▶ _REQUIREMENTS_: Copy each line of the data below with the word "document".
>>>>
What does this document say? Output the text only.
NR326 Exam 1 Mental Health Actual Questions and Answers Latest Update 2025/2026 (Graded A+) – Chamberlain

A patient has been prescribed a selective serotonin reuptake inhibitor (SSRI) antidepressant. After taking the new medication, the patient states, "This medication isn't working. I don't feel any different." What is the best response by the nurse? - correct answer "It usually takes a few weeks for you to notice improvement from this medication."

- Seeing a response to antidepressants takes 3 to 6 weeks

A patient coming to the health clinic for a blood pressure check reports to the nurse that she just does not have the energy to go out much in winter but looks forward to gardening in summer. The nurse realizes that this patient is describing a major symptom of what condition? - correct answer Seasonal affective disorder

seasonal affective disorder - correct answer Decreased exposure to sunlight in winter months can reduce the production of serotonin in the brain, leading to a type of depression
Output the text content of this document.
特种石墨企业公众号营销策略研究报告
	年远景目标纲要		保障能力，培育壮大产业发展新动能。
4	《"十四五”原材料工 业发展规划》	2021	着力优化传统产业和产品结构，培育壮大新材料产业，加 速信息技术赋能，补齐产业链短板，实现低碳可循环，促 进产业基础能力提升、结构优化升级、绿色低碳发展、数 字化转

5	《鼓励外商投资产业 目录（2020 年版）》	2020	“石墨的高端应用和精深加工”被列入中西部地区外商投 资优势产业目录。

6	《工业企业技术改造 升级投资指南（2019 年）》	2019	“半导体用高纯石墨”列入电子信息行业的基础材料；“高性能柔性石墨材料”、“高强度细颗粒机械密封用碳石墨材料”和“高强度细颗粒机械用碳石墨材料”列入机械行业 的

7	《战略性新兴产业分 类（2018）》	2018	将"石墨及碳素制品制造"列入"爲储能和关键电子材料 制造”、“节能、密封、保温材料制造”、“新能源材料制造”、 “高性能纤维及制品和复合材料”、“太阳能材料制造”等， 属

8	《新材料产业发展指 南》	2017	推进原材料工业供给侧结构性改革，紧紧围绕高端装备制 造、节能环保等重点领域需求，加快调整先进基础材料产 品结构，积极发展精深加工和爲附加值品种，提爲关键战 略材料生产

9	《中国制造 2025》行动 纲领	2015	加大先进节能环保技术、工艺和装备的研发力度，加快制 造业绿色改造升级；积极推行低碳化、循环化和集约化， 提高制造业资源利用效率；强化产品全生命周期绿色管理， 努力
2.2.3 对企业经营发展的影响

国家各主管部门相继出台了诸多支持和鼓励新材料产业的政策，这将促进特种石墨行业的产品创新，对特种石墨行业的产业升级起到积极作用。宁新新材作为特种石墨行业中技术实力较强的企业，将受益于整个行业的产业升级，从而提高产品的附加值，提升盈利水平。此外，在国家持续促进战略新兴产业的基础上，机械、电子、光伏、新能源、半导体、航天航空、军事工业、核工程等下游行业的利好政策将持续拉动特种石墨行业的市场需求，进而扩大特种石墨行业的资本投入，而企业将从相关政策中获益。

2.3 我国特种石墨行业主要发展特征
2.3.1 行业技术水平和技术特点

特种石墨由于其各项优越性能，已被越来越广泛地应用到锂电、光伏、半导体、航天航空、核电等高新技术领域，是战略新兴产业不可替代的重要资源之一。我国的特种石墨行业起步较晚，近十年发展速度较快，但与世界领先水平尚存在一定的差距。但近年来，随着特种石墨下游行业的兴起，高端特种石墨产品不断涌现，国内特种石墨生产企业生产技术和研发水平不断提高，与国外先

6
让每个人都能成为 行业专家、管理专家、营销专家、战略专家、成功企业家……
<<<<
▶ _SOLUTION_:
What does this document say? Output the text only.
Output the text content of this document.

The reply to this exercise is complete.